Dataset entries
■ ■ ■ ■ ■

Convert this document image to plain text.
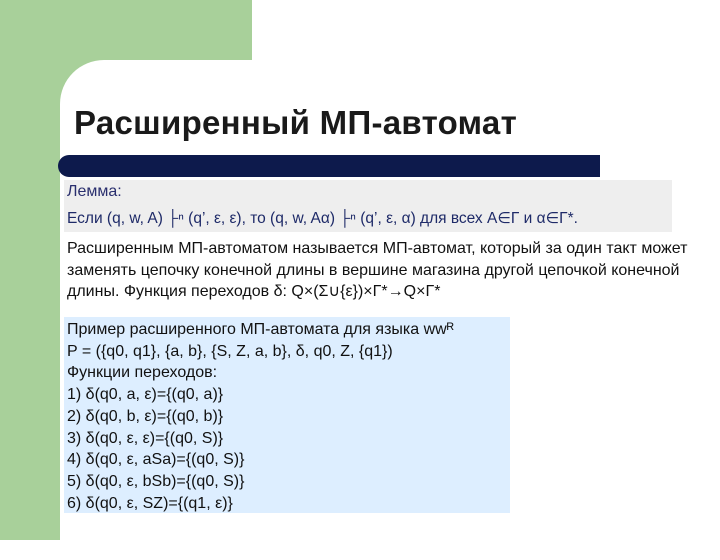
Расширенный МП-автомат
Лемма:
Если (q, w, A) ├ⁿ (q’, ε, ε), то (q, w, Aα) ├ⁿ (q’, ε, α) для всех A∈Γ и α∈Γ*.
Расширенным МП-автоматом называется МП-автомат, который за один такт может заменять цепочку конечной длины в вершине магазина другой цепочкой конечной длины. Функция переходов δ: Q×(Σ∪{ε})×Γ*→Q×Γ*
Пример расширенного МП-автомата для языка wwᴿ
P = ({q0, q1}, {a, b}, {S, Z, a, b}, δ, q0, Z, {q1})
Функции переходов:
1) δ(q0, a, ε)={(q0, a)}
2) δ(q0, b, ε)={(q0, b)}
3) δ(q0, ε, ε)={(q0, S)}
4) δ(q0, ε, aSa)={(q0, S)}
5) δ(q0, ε, bSb)={(q0, S)}
6) δ(q0, ε, SZ)={(q1, ε)}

■ ■ ■ ■ ■

STATED EXERCISE -
Show each line holding the word "переходов".

ANSWER -
Расширенным МП-автоматом называется МП-автомат, который за один такт может заменять цепочку конечной длины в вершине магазина другой цепочкой конечной длины. Функция переходов δ: Q×(Σ∪{ε})×Γ*→Q×Γ*
Функции переходов:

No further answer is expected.